Structured figure records
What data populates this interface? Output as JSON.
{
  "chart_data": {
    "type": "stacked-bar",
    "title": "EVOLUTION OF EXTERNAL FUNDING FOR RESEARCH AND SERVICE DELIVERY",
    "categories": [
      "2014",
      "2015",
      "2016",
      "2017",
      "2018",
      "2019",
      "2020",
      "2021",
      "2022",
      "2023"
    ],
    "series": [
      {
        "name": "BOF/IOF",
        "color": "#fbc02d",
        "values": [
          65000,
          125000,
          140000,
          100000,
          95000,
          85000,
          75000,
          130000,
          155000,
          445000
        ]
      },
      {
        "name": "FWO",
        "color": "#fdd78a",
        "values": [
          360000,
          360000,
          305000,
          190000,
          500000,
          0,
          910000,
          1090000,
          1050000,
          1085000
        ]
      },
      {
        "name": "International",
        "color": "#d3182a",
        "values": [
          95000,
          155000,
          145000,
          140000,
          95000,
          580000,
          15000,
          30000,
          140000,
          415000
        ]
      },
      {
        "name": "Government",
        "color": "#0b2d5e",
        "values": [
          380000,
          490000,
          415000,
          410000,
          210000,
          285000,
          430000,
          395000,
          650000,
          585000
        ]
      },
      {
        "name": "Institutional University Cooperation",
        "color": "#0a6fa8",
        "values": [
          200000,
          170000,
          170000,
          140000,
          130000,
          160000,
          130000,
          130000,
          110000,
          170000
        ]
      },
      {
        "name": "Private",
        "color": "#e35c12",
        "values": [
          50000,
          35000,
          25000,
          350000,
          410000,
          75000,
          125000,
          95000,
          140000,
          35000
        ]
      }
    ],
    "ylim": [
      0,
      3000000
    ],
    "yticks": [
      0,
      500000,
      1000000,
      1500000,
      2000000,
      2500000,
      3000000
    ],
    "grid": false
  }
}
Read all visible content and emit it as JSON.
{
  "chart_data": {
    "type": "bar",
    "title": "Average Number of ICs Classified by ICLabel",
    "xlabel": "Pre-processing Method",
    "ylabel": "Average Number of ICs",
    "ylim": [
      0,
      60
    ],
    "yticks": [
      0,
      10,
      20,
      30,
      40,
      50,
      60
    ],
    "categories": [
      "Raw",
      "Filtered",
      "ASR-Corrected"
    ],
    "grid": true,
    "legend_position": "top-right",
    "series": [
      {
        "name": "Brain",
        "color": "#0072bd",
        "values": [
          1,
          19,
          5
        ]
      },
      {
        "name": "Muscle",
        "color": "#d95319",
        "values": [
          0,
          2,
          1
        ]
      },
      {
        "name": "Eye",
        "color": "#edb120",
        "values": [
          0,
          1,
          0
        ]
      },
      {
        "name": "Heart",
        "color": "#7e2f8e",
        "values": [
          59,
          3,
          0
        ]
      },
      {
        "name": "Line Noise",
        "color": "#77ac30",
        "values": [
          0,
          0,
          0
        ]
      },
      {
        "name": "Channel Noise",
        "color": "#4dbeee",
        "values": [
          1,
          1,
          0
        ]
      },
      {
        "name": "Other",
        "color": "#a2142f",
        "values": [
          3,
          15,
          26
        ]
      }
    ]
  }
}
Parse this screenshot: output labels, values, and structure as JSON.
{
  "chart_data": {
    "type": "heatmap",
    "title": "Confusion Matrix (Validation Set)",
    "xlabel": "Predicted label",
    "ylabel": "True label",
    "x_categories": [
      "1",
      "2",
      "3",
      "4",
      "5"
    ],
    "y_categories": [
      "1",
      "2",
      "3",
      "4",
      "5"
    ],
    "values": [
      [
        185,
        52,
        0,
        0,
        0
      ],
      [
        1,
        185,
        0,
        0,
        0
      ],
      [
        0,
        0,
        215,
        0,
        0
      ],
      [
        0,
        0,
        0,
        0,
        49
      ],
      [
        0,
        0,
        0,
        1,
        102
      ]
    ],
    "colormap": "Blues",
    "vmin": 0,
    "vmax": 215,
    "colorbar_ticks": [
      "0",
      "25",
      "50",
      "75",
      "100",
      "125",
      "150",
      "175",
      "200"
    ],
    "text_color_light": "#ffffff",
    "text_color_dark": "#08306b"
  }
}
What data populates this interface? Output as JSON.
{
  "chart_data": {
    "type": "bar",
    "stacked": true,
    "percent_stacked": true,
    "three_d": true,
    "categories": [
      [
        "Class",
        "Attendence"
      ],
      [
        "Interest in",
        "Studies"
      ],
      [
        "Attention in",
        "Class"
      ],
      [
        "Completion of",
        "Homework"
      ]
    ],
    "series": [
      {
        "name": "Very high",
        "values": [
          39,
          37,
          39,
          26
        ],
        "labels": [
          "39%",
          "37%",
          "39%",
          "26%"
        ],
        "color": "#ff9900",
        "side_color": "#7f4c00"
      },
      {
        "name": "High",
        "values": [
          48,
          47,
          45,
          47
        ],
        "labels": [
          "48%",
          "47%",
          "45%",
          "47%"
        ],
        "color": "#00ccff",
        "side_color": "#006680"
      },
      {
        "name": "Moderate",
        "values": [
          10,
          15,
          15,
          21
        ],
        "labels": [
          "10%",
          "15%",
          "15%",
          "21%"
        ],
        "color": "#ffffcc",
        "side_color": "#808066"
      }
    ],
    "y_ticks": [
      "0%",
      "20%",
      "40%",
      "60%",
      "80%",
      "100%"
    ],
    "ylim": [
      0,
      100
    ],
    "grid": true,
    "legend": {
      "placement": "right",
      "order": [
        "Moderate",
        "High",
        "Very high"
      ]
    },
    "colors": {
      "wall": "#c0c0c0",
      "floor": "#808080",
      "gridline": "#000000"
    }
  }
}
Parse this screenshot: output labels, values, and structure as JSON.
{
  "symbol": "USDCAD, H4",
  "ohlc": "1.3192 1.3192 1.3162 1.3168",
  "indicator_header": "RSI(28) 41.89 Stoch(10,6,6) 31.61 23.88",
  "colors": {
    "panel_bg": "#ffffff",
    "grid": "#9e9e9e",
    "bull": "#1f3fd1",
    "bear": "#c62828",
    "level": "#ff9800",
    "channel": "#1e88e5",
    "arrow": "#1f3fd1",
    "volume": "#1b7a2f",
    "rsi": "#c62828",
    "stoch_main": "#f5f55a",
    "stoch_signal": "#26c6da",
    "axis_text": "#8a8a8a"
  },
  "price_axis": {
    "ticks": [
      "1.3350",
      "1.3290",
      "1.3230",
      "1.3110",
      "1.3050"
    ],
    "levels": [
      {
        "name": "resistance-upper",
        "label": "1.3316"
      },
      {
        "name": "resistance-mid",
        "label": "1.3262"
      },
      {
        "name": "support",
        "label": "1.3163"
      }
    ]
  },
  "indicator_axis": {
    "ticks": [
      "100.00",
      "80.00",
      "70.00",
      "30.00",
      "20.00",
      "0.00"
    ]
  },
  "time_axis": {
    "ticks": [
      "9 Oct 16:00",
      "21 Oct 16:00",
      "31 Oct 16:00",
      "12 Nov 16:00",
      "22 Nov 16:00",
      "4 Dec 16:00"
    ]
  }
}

== EXERCISE ==
Print all of the entries exactly as they are written.

== CORRECT RESULT ==
What data populates this interface? Output as JSON.
{
  "chart_data": {
    "type": "stacked-bar",
    "title": "EVOLUTION OF EXTERNAL FUNDING FOR RESEARCH AND SERVICE DELIVERY",
    "categories": [
      "2014",
      "2015",
      "2016",
      "2017",
      "2018",
      "2019",
      "2020",
      "2021",
      "2022",
      "2023"
    ],
    "series": [
      {
        "name": "BOF/IOF",
        "color": "#fbc02d",
        "values": [
          65000,
          125000,
          140000,
          100000,
          95000,
          85000,
          75000,
          130000,
          155000,
          445000
        ]
      },
      {
        "name": "FWO",
        "color": "#fdd78a",
        "values": [
          360000,
          360000,
          305000,
          190000,
          500000,
          0,
          910000,
          1090000,
          1050000,
          1085000
        ]
      },
      {
        "name": "International",
        "color": "#d3182a",
        "values": [
          95000,
          155000,
          145000,
          140000,
          95000,
          580000,
          15000,
          30000,
          140000,
          415000
        ]
      },
      {
        "name": "Government",
        "color": "#0b2d5e",
        "values": [
          380000,
          490000,
          415000,
          410000,
          210000,
          285000,
          430000,
          395000,
          650000,
          585000
        ]
      },
      {
        "name": "Institutional University Cooperation",
        "color": "#0a6fa8",
        "values": [
          200000,
          170000,
          170000,
          140000,
          130000,
          160000,
          130000,
          130000,
          110000,
          170000
        ]
      },
      {
        "name": "Private",
        "color": "#e35c12",
        "values": [
          50000,
          35000,
          25000,
          350000,
          410000,
          75000,
          125000,
          95000,
          140000,
          35000
        ]
      }
    ],
    "ylim": [
      0,
      3000000
    ],
    "yticks": [
      0,
      500000,
      1000000,
      1500000,
      2000000,
      2500000,
      3000000
    ],
    "grid": false
  }
}
Read all visible content and emit it as JSON.
{
  "chart_data": {
    "type": "bar",
    "title": "Average Number of ICs Classified by ICLabel",
    "xlabel": "Pre-processing Method",
    "ylabel": "Average Number of ICs",
    "ylim": [
      0,
      60
    ],
    "yticks": [
      0,
      10,
      20,
      30,
      40,
      50,
      60
    ],
    "categories": [
      "Raw",
      "Filtered",
      "ASR-Corrected"
    ],
    "grid": true,
    "legend_position": "top-right",
    "series": [
      {
        "name": "Brain",
        "color": "#0072bd",
        "values": [
          1,
          19,
          5
        ]
      },
      {
        "name": "Muscle",
        "color": "#d95319",
        "values": [
          0,
          2,
          1
        ]
      },
      {
        "name": "Eye",
        "color": "#edb120",
        "values": [
          0,
          1,
          0
        ]
      },
      {
        "name": "Heart",
        "color": "#7e2f8e",
        "values": [
          59,
          3,
          0
        ]
      },
      {
        "name": "Line Noise",
        "color": "#77ac30",
        "values": [
          0,
          0,
          0
        ]
      },
      {
        "name": "Channel Noise",
        "color": "#4dbeee",
        "values": [
          1,
          1,
          0
        ]
      },
      {
        "name": "Other",
        "color": "#a2142f",
        "values": [
          3,
          15,
          26
        ]
      }
    ]
  }
}
Parse this screenshot: output labels, values, and structure as JSON.
{
  "chart_data": {
    "type": "heatmap",
    "title": "Confusion Matrix (Validation Set)",
    "xlabel": "Predicted label",
    "ylabel": "True label",
    "x_categories": [
      "1",
      "2",
      "3",
      "4",
      "5"
    ],
    "y_categories": [
      "1",
      "2",
      "3",
      "4",
      "5"
    ],
    "values": [
      [
        185,
        52,
        0,
        0,
        0
      ],
      [
        1,
        185,
        0,
        0,
        0
      ],
      [
        0,
        0,
        215,
        0,
        0
      ],
      [
        0,
        0,
        0,
        0,
        49
      ],
      [
        0,
        0,
        0,
        1,
        102
      ]
    ],
    "colormap": "Blues",
    "vmin": 0,
    "vmax": 215,
    "colorbar_ticks": [
      "0",
      "25",
      "50",
      "75",
      "100",
      "125",
      "150",
      "175",
      "200"
    ],
    "text_color_light": "#ffffff",
    "text_color_dark": "#08306b"
  }
}
What data populates this interface? Output as JSON.
{
  "chart_data": {
    "type": "bar",
    "stacked": true,
    "percent_stacked": true,
    "three_d": true,
    "categories": [
      [
        "Class",
        "Attendence"
      ],
      [
        "Interest in",
        "Studies"
      ],
      [
        "Attention in",
        "Class"
      ],
      [
        "Completion of",
        "Homework"
      ]
    ],
    "series": [
      {
        "name": "Very high",
        "values": [
          39,
          37,
          39,
          26
        ],
        "labels": [
          "39%",
          "37%",
          "39%",
          "26%"
        ],
        "color": "#ff9900",
        "side_color": "#7f4c00"
      },
      {
        "name": "High",
        "values": [
          48,
          47,
          45,
          47
        ],
        "labels": [
          "48%",
          "47%",
          "45%",
          "47%"
        ],
        "color": "#00ccff",
        "side_color": "#006680"
      },
      {
        "name": "Moderate",
        "values": [
          10,
          15,
          15,
          21
        ],
        "labels": [
          "10%",
          "15%",
          "15%",
          "21%"
        ],
        "color": "#ffffcc",
        "side_color": "#808066"
      }
    ],
    "y_ticks": [
      "0%",
      "20%",
      "40%",
      "60%",
      "80%",
      "100%"
    ],
    "ylim": [
      0,
      100
    ],
    "grid": true,
    "legend": {
      "placement": "right",
      "order": [
        "Moderate",
        "High",
        "Very high"
      ]
    },
    "colors": {
      "wall": "#c0c0c0",
      "floor": "#808080",
      "gridline": "#000000"
    }
  }
}
Parse this screenshot: output labels, values, and structure as JSON.
{
  "symbol": "USDCAD, H4",
  "ohlc": "1.3192 1.3192 1.3162 1.3168",
  "indicator_header": "RSI(28) 41.89 Stoch(10,6,6) 31.61 23.88",
  "colors": {
    "panel_bg": "#ffffff",
    "grid": "#9e9e9e",
    "bull": "#1f3fd1",
    "bear": "#c62828",
    "level": "#ff9800",
    "channel": "#1e88e5",
    "arrow": "#1f3fd1",
    "volume": "#1b7a2f",
    "rsi": "#c62828",
    "stoch_main": "#f5f55a",
    "stoch_signal": "#26c6da",
    "axis_text": "#8a8a8a"
  },
  "price_axis": {
    "ticks": [
      "1.3350",
      "1.3290",
      "1.3230",
      "1.3110",
      "1.3050"
    ],
    "levels": [
      {
        "name": "resistance-upper",
        "label": "1.3316"
      },
      {
        "name": "resistance-mid",
        "label": "1.3262"
      },
      {
        "name": "support",
        "label": "1.3163"
      }
    ]
  },
  "indicator_axis": {
    "ticks": [
      "100.00",
      "80.00",
      "70.00",
      "30.00",
      "20.00",
      "0.00"
    ]
  },
  "time_axis": {
    "ticks": [
      "9 Oct 16:00",
      "21 Oct 16:00",
      "31 Oct 16:00",
      "12 Nov 16:00",
      "22 Nov 16:00",
      "4 Dec 16:00"
    ]
  }
}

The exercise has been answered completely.